__Extracted records__.
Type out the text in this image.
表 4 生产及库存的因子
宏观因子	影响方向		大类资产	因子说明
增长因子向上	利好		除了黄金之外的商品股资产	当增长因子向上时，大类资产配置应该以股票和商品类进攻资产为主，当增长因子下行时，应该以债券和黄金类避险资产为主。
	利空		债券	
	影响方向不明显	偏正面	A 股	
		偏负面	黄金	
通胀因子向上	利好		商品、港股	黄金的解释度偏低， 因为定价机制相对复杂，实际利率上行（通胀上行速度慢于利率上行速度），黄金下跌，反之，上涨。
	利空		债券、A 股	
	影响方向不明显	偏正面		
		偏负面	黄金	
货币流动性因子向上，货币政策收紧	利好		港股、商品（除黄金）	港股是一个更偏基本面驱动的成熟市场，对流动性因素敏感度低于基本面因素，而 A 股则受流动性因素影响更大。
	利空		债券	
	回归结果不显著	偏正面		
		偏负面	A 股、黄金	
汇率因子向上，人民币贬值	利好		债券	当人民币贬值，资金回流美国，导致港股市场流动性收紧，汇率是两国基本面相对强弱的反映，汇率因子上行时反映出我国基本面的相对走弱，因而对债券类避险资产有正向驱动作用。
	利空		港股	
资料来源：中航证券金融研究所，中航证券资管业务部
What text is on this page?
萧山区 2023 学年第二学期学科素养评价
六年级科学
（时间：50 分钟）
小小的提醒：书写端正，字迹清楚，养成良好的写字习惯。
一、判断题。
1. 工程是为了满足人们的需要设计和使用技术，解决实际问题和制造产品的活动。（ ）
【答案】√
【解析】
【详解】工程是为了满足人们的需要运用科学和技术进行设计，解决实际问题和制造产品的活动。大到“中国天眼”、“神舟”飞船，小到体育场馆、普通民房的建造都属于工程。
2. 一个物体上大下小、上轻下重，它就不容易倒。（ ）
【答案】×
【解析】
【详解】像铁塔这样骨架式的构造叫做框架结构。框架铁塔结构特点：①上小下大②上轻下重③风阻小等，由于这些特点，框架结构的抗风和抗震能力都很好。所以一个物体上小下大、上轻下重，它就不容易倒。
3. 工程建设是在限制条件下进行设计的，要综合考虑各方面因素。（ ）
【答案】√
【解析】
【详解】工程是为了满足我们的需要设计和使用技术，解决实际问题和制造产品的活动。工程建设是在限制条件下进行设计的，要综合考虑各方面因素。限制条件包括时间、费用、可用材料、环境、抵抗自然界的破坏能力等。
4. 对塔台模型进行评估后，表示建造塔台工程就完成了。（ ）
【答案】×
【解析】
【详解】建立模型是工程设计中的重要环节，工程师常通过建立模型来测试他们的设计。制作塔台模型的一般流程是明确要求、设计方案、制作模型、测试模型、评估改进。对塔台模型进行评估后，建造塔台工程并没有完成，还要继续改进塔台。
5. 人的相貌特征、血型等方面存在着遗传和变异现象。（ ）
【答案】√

__Objective__. Would you reproduce all the entries exactly?

__Expected output__.
Type out the text in this image.
表 4 生产及库存的因子
宏观因子	影响方向		大类资产	因子说明
增长因子向上	利好		除了黄金之外的商品股资产	当增长因子向上时，大类资产配置应该以股票和商品类进攻资产为主，当增长因子下行时，应该以债券和黄金类避险资产为主。
	利空		债券	
	影响方向不明显	偏正面	A 股	
		偏负面	黄金	
通胀因子向上	利好		商品、港股	黄金的解释度偏低， 因为定价机制相对复杂，实际利率上行（通胀上行速度慢于利率上行速度），黄金下跌，反之，上涨。
	利空		债券、A 股	
	影响方向不明显	偏正面		
		偏负面	黄金	
货币流动性因子向上，货币政策收紧	利好		港股、商品（除黄金）	港股是一个更偏基本面驱动的成熟市场，对流动性因素敏感度低于基本面因素，而 A 股则受流动性因素影响更大。
	利空		债券	
	回归结果不显著	偏正面		
		偏负面	A 股、黄金	
汇率因子向上，人民币贬值	利好		债券	当人民币贬值，资金回流美国，导致港股市场流动性收紧，汇率是两国基本面相对强弱的反映，汇率因子上行时反映出我国基本面的相对走弱，因而对债券类避险资产有正向驱动作用。
	利空		港股	
资料来源：中航证券金融研究所，中航证券资管业务部
What text is on this page?
萧山区 2023 学年第二学期学科素养评价
六年级科学
（时间：50 分钟）
小小的提醒：书写端正，字迹清楚，养成良好的写字习惯。
一、判断题。
1. 工程是为了满足人们的需要设计和使用技术，解决实际问题和制造产品的活动。（ ）
【答案】√
【解析】
【详解】工程是为了满足人们的需要运用科学和技术进行设计，解决实际问题和制造产品的活动。大到“中国天眼”、“神舟”飞船，小到体育场馆、普通民房的建造都属于工程。
2. 一个物体上大下小、上轻下重，它就不容易倒。（ ）
【答案】×
【解析】
【详解】像铁塔这样骨架式的构造叫做框架结构。框架铁塔结构特点：①上小下大②上轻下重③风阻小等，由于这些特点，框架结构的抗风和抗震能力都很好。所以一个物体上小下大、上轻下重，它就不容易倒。
3. 工程建设是在限制条件下进行设计的，要综合考虑各方面因素。（ ）
【答案】√
【解析】
【详解】工程是为了满足我们的需要设计和使用技术，解决实际问题和制造产品的活动。工程建设是在限制条件下进行设计的，要综合考虑各方面因素。限制条件包括时间、费用、可用材料、环境、抵抗自然界的破坏能力等。
4. 对塔台模型进行评估后，表示建造塔台工程就完成了。（ ）
【答案】×
【解析】
【详解】建立模型是工程设计中的重要环节，工程师常通过建立模型来测试他们的设计。制作塔台模型的一般流程是明确要求、设计方案、制作模型、测试模型、评估改进。对塔台模型进行评估后，建造塔台工程并没有完成，还要继续改进塔台。
5. 人的相貌特征、血型等方面存在着遗传和变异现象。（ ）
【答案】√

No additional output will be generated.